• _Brief_: Exactly reproduce each record listed below.

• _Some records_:

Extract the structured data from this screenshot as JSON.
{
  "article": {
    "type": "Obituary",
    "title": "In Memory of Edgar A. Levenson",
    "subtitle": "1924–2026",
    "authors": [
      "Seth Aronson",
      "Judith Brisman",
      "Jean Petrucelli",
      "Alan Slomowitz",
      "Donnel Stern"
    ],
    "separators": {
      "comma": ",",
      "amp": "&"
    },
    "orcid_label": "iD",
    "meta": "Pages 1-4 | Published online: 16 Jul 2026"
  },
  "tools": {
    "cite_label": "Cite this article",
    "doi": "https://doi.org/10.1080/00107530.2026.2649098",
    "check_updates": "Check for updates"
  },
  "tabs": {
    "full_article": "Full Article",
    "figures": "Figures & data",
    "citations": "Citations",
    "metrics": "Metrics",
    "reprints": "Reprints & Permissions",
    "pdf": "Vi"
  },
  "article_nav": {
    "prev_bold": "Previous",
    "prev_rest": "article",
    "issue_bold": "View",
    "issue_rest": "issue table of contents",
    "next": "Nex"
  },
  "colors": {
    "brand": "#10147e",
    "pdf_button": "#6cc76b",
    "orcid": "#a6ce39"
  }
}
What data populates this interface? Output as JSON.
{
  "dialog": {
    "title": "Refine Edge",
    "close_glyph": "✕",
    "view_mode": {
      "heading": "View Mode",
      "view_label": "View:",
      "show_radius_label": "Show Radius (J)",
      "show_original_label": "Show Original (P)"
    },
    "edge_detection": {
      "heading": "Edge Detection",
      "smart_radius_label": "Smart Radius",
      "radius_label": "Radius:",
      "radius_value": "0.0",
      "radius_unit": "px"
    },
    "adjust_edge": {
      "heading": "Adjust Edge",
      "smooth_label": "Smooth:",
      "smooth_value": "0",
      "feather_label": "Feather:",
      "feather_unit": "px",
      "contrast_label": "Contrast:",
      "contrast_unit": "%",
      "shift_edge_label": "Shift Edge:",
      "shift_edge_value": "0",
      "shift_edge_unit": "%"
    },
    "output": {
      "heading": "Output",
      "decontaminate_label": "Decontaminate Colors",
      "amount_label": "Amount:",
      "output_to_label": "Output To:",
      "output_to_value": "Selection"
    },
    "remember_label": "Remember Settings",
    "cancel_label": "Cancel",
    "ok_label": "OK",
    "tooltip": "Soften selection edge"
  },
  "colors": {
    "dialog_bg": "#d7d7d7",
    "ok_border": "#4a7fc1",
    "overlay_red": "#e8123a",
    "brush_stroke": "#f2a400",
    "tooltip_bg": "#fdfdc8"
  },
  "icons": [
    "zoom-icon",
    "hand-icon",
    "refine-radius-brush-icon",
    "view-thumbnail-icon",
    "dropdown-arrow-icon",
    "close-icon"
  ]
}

• _Exercise result_:
Extract the structured data from this screenshot as JSON.
{
  "article": {
    "type": "Obituary",
    "title": "In Memory of Edgar A. Levenson",
    "subtitle": "1924–2026",
    "authors": [
      "Seth Aronson",
      "Judith Brisman",
      "Jean Petrucelli",
      "Alan Slomowitz",
      "Donnel Stern"
    ],
    "separators": {
      "comma": ",",
      "amp": "&"
    },
    "orcid_label": "iD",
    "meta": "Pages 1-4 | Published online: 16 Jul 2026"
  },
  "tools": {
    "cite_label": "Cite this article",
    "doi": "https://doi.org/10.1080/00107530.2026.2649098",
    "check_updates": "Check for updates"
  },
  "tabs": {
    "full_article": "Full Article",
    "figures": "Figures & data",
    "citations": "Citations",
    "metrics": "Metrics",
    "reprints": "Reprints & Permissions",
    "pdf": "Vi"
  },
  "article_nav": {
    "prev_bold": "Previous",
    "prev_rest": "article",
    "issue_bold": "View",
    "issue_rest": "issue table of contents",
    "next": "Nex"
  },
  "colors": {
    "brand": "#10147e",
    "pdf_button": "#6cc76b",
    "orcid": "#a6ce39"
  }
}
What data populates this interface? Output as JSON.
{
  "dialog": {
    "title": "Refine Edge",
    "close_glyph": "✕",
    "view_mode": {
      "heading": "View Mode",
      "view_label": "View:",
      "show_radius_label": "Show Radius (J)",
      "show_original_label": "Show Original (P)"
    },
    "edge_detection": {
      "heading": "Edge Detection",
      "smart_radius_label": "Smart Radius",
      "radius_label": "Radius:",
      "radius_value": "0.0",
      "radius_unit": "px"
    },
    "adjust_edge": {
      "heading": "Adjust Edge",
      "smooth_label": "Smooth:",
      "smooth_value": "0",
      "feather_label": "Feather:",
      "feather_unit": "px",
      "contrast_label": "Contrast:",
      "contrast_unit": "%",
      "shift_edge_label": "Shift Edge:",
      "shift_edge_value": "0",
      "shift_edge_unit": "%"
    },
    "output": {
      "heading": "Output",
      "decontaminate_label": "Decontaminate Colors",
      "amount_label": "Amount:",
      "output_to_label": "Output To:",
      "output_to_value": "Selection"
    },
    "remember_label": "Remember Settings",
    "cancel_label": "Cancel",
    "ok_label": "OK",
    "tooltip": "Soften selection edge"
  },
  "colors": {
    "dialog_bg": "#d7d7d7",
    "ok_border": "#4a7fc1",
    "overlay_red": "#e8123a",
    "brush_stroke": "#f2a400",
    "tooltip_bg": "#fdfdc8"
  },
  "icons": [
    "zoom-icon",
    "hand-icon",
    "refine-radius-brush-icon",
    "view-thumbnail-icon",
    "dropdown-arrow-icon",
    "close-icon"
  ]
}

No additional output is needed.